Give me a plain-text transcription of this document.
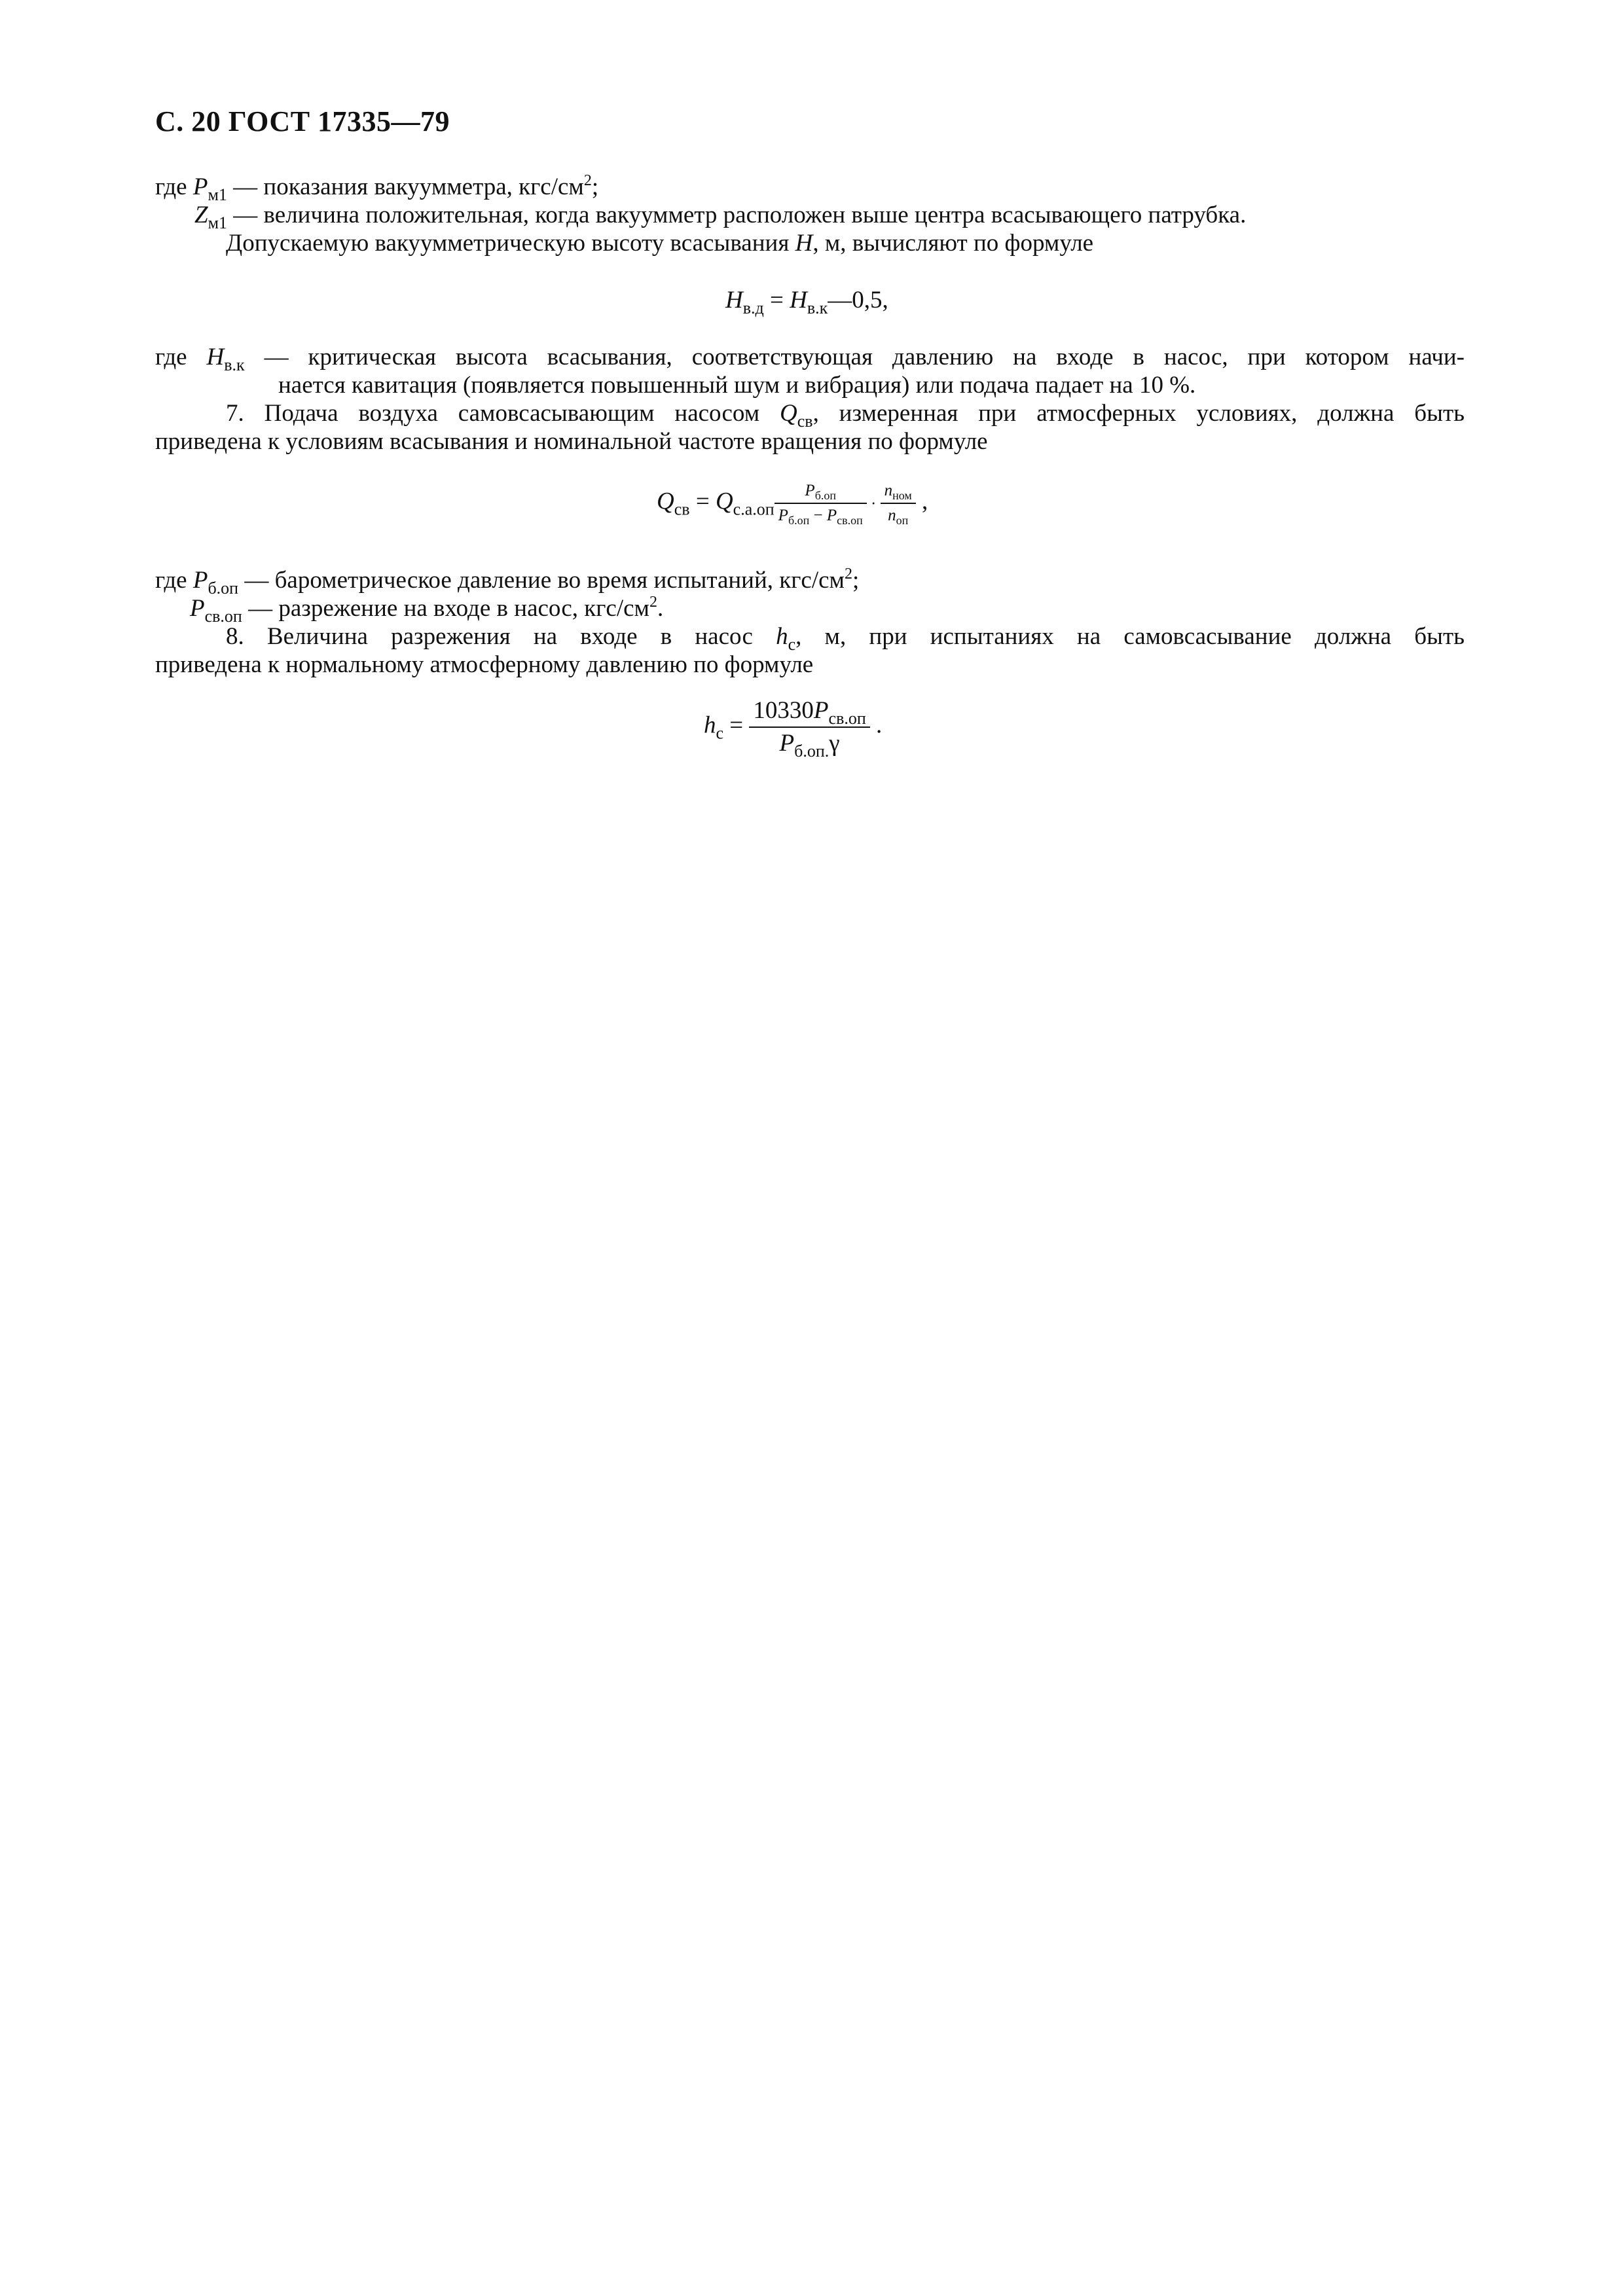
С. 20 ГОСТ 17335—79
где $P_{м1}$ — показания вакуумметра, кгс/$см^2$;
$Z_{м1}$ — величина положительная, когда вакуумметр расположен выше центра всасывающего патрубка.
Допускаемую вакуумметрическую высоту всасывания H, м, вычисляют по формуле
$H_{в.д}$ = $H_{в.к}—0,5$,
где $H_{в.к}$ — критическая высота всасывания, соответствующая давлению на входе в насос, при котором начи-
нается кавитация (появляется повышенный шум и вибрация) или подача падает на 10 %.
7. Подача воздуха самовсасывающим насосом $Q_{св}$, измеренная при атмосферных условиях, должна быть
приведена к условиям всасывания и номинальной частоте вращения по формуле
$Q_{св} = Q_{с.а.оп} \frac{P_{б.оп}}{P_{б.оп} - P_{св.оп}} \cdot \frac{n_{ном}}{n_{оп}}$ ,
где $P_{б.оп}$ — барометрическое давление во время испытаний, кгс/$см^2$;
$P_{св.оп}$ — разрежение на входе в насос, кгс/$см^2$.
8. Величина разрежения на входе в насос $h_с$, м, при испытаниях на самовсасывание должна быть
приведена к нормальному атмосферному давлению по формуле
$h_с = \frac{10330P_{св.оп}}{P_{б.оп.}\gamma}$ .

******

Exercise objective:
Scan the lines for the string "давлению". Copy out each line that matches.

Exercise answer:
где $H_{в.к}$ — критическая высота всасывания, соответствующая давлению на входе в насос, при котором начи-
приведена к нормальному атмосферному давлению по формуле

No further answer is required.